Task directions
Select all lines in the records that include "منهم".

(Saved data entries)
──────────

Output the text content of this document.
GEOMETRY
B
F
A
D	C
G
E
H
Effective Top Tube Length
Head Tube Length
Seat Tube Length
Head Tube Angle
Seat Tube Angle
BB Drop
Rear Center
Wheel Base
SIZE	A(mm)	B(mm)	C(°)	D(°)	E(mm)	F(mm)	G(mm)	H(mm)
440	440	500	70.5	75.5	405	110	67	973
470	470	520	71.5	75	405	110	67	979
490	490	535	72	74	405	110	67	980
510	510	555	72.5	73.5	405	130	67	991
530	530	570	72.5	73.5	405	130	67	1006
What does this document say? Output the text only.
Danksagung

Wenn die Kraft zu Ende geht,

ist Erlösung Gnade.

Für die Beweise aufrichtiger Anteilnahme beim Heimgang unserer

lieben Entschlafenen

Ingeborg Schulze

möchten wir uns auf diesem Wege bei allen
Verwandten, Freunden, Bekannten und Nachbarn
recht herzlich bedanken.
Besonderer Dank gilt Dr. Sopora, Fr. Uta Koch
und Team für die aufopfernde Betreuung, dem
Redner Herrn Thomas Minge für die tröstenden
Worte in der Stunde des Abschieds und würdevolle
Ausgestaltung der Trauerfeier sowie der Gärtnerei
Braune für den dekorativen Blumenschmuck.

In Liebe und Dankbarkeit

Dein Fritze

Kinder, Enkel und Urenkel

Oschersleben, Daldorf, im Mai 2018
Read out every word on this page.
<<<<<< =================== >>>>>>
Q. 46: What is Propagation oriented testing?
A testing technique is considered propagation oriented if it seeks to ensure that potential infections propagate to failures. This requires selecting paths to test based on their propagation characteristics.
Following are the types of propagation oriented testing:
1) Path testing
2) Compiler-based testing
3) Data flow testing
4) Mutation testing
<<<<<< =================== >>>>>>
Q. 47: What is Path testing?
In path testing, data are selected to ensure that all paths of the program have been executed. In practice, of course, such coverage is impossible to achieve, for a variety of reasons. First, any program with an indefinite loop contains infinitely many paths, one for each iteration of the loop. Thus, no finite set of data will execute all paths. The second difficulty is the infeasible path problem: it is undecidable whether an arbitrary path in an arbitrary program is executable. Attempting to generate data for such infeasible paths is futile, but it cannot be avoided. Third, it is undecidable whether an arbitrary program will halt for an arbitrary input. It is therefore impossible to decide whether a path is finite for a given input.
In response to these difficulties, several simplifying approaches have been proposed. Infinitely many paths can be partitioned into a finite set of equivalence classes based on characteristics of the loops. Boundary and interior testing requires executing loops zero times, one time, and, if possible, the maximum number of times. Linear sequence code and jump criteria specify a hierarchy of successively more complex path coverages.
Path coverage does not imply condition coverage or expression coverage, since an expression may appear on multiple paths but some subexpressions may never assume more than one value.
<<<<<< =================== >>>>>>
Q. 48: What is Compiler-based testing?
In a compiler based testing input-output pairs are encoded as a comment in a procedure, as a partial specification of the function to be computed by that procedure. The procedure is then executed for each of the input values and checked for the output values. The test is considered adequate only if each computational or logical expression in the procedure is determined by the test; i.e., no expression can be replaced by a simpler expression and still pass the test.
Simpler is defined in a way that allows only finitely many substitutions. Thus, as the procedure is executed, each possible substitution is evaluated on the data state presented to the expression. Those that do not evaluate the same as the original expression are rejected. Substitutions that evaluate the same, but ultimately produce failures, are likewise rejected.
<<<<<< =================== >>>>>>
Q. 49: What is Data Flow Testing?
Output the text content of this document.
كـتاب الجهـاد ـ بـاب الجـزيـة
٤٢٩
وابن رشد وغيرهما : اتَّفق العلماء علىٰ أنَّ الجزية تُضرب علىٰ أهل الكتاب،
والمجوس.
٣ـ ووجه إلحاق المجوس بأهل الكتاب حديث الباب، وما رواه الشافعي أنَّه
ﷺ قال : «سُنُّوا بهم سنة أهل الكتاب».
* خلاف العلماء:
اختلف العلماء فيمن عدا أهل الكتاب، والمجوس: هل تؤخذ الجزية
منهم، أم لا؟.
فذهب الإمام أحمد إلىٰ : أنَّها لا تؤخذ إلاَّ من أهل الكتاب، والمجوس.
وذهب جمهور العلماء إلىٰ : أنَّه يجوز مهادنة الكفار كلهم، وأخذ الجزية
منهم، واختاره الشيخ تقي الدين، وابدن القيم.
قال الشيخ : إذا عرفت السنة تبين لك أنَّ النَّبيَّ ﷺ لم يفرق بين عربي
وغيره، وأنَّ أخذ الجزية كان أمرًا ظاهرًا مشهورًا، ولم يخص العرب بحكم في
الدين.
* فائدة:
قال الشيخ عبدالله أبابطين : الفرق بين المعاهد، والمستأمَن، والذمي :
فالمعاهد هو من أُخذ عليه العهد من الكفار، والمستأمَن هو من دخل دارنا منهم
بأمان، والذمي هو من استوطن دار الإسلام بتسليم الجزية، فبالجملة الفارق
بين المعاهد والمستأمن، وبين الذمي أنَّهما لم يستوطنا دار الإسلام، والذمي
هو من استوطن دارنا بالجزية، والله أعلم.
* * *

──────────

Response to the exercise
منهم، أم لا؟.
منهم، واختاره الشيخ تقي الدين، وابدن القيم.
فالمعاهد هو من أُخذ عليه العهد من الكفار، والمستأمَن هو من دخل دارنا منهم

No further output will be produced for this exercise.